Wherever the word "type" appears in the entries, copy the whole line.
_____
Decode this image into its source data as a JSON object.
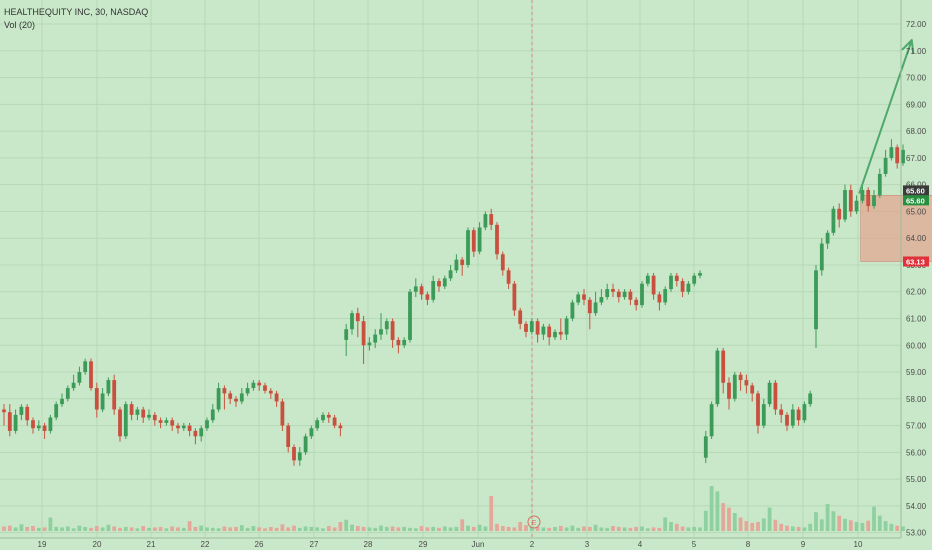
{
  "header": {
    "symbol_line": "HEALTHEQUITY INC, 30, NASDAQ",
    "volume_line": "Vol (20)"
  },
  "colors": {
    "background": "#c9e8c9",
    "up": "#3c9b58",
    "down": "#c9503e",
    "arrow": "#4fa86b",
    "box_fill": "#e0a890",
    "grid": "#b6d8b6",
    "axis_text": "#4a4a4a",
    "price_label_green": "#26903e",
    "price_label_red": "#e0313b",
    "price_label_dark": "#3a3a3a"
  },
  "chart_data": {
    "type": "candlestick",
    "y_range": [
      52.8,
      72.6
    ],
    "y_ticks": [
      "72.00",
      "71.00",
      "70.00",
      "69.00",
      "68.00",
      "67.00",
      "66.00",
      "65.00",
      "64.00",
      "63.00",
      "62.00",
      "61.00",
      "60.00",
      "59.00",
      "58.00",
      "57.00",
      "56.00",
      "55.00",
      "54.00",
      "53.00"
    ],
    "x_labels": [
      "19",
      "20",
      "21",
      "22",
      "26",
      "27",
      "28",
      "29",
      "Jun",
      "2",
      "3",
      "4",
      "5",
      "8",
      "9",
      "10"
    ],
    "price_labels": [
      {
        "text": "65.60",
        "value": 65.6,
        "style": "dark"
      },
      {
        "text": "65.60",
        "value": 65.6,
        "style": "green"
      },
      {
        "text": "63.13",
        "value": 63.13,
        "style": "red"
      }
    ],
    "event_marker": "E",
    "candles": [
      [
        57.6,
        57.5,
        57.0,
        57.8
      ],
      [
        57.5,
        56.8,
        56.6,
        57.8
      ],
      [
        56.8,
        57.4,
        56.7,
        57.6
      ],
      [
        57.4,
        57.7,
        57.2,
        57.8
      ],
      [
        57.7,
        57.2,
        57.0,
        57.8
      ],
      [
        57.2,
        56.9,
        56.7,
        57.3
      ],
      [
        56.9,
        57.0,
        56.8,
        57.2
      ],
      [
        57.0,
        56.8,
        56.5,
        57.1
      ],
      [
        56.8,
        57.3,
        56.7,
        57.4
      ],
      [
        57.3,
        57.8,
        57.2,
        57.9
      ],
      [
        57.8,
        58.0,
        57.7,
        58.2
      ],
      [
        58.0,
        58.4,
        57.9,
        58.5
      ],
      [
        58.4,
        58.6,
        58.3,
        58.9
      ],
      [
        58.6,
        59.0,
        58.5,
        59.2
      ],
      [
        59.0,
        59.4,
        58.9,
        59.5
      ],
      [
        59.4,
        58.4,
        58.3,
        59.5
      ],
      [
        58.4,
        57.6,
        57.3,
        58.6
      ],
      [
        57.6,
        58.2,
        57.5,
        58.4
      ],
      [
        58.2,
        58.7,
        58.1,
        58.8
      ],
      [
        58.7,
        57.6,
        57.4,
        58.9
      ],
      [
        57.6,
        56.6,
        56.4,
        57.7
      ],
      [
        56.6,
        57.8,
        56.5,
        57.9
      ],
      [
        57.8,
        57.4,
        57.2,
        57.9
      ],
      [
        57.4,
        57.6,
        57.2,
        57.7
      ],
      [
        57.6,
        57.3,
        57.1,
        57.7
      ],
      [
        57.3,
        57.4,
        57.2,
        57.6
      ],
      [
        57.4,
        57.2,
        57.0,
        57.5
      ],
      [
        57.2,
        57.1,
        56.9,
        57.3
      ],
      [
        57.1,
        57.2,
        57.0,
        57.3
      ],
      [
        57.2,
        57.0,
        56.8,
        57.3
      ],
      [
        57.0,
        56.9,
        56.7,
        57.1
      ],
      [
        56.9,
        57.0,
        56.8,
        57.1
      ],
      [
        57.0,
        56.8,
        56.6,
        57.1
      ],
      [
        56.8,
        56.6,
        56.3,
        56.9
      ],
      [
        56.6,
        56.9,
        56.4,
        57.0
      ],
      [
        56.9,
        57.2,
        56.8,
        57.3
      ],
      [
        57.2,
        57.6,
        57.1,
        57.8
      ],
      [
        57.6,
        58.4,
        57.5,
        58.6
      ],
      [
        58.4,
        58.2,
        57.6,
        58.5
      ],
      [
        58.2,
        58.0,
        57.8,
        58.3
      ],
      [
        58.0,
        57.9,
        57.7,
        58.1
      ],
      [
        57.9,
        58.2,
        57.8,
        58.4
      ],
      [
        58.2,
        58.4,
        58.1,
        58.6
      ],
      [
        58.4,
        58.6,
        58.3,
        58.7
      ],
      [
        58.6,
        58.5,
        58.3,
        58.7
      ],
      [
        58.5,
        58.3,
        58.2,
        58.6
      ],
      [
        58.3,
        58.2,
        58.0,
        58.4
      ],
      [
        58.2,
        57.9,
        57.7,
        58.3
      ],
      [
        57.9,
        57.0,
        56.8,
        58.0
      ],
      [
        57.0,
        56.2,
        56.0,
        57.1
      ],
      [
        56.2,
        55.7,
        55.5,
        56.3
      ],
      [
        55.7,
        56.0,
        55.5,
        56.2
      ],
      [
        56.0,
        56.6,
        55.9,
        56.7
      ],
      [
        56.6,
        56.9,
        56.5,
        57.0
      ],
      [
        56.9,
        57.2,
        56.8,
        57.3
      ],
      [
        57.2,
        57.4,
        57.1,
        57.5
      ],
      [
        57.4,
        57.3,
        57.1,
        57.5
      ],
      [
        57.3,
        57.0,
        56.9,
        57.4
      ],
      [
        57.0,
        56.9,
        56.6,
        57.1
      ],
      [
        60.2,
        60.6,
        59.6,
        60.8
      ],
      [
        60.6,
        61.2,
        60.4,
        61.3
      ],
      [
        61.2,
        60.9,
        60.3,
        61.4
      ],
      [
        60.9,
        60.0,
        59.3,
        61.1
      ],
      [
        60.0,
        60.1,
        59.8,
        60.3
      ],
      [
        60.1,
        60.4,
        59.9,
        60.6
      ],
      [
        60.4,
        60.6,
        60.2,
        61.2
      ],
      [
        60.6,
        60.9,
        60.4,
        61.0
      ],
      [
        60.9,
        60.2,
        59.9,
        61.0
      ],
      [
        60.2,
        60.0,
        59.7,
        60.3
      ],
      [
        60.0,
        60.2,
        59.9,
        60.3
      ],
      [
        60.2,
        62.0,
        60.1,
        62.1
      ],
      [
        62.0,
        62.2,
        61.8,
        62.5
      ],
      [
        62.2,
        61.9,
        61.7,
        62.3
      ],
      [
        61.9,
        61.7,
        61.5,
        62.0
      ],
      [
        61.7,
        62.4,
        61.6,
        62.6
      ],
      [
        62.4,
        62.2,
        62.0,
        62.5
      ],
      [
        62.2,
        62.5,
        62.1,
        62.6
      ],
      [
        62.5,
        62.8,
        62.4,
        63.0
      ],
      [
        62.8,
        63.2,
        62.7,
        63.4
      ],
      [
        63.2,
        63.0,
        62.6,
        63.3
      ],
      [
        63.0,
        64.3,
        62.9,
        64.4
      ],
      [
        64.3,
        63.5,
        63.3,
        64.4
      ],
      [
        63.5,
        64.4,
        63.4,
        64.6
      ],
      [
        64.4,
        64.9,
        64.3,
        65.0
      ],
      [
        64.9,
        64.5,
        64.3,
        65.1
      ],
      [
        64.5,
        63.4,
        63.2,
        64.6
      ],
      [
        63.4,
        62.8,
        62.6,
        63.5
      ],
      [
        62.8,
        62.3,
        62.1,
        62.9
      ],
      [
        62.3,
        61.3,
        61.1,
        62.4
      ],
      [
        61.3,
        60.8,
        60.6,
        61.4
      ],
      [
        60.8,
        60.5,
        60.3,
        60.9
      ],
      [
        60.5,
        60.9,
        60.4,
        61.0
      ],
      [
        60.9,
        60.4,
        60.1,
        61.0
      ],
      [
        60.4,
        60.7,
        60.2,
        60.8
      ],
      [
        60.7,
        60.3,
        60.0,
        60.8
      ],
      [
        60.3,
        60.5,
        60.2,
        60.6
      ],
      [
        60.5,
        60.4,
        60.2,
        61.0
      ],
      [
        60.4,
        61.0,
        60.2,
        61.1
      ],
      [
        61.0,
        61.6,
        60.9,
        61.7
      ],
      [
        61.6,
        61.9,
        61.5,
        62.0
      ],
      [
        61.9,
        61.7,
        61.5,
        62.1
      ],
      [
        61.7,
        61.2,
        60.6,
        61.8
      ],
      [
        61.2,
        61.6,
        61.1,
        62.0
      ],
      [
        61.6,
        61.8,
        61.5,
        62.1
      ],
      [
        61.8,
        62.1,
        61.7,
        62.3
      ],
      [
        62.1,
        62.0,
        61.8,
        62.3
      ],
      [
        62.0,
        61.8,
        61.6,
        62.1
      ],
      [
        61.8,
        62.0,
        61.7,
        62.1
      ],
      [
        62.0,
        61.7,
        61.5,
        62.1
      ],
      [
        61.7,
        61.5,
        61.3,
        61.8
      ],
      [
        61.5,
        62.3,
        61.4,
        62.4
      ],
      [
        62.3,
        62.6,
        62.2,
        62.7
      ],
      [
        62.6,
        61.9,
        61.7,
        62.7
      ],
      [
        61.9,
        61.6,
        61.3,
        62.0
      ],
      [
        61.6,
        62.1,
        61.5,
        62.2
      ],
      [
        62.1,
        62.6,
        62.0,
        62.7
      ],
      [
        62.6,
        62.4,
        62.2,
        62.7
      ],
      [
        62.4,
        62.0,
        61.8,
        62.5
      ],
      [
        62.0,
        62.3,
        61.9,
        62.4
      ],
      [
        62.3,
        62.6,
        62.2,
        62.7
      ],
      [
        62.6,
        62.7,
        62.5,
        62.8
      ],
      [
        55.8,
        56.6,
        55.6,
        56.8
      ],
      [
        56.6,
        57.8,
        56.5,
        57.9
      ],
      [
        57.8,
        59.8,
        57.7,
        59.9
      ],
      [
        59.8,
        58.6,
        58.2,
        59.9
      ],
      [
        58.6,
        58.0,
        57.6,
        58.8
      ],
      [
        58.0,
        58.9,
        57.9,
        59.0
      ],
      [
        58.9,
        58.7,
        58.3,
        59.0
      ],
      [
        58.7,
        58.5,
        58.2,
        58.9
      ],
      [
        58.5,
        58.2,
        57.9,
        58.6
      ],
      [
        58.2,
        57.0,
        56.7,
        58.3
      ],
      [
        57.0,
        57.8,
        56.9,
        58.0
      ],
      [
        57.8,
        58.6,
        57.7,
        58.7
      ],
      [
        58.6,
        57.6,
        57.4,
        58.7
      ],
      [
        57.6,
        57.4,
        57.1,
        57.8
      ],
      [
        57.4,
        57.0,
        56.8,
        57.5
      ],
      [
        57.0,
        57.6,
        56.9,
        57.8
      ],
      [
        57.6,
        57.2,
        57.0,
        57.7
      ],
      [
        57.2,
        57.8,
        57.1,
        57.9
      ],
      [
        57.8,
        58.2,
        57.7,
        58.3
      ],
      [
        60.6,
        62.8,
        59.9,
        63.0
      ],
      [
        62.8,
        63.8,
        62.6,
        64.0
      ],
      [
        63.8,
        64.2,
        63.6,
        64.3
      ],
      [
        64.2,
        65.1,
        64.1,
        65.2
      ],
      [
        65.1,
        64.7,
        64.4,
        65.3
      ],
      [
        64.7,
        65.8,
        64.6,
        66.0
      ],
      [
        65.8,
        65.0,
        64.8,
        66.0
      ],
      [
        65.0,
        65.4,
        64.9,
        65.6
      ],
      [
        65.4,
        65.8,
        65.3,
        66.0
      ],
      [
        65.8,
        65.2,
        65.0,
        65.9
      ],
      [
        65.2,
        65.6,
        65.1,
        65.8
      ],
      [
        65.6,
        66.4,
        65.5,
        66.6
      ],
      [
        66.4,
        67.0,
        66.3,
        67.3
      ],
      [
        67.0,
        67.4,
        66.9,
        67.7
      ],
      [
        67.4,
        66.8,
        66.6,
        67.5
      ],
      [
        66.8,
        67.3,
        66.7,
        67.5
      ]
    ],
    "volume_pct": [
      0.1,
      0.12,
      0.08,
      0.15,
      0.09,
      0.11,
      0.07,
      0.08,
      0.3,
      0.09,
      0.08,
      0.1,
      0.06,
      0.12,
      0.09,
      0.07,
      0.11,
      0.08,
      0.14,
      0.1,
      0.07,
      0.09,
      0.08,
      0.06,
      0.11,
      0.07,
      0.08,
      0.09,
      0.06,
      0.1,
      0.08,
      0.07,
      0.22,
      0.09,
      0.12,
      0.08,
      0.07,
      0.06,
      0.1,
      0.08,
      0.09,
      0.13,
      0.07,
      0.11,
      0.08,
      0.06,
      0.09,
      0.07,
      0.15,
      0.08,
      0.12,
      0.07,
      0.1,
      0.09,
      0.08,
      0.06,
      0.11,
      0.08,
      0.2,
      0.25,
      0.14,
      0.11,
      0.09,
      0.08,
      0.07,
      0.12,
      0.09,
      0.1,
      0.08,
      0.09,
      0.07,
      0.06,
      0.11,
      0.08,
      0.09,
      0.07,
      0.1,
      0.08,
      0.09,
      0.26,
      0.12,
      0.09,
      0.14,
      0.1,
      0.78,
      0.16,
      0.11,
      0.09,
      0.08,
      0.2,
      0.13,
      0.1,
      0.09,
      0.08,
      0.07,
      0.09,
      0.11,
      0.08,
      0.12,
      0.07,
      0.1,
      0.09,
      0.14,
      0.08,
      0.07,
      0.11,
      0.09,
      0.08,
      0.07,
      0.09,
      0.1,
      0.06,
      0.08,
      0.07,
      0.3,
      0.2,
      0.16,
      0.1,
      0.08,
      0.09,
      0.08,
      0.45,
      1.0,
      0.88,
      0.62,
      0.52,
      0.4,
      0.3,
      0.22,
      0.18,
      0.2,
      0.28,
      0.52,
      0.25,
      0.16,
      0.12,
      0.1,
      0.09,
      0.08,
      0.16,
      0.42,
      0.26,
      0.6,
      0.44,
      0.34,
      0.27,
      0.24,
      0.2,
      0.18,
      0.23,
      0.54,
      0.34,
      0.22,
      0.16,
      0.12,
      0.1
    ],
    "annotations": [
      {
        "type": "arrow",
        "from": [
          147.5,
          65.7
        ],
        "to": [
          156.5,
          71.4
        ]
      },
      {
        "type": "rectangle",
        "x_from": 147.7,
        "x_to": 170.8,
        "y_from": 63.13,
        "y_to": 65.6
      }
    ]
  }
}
_____
- **Output for this exercise**
    "type": "candlestick",
        "type": "arrow",
        "type": "rectangle",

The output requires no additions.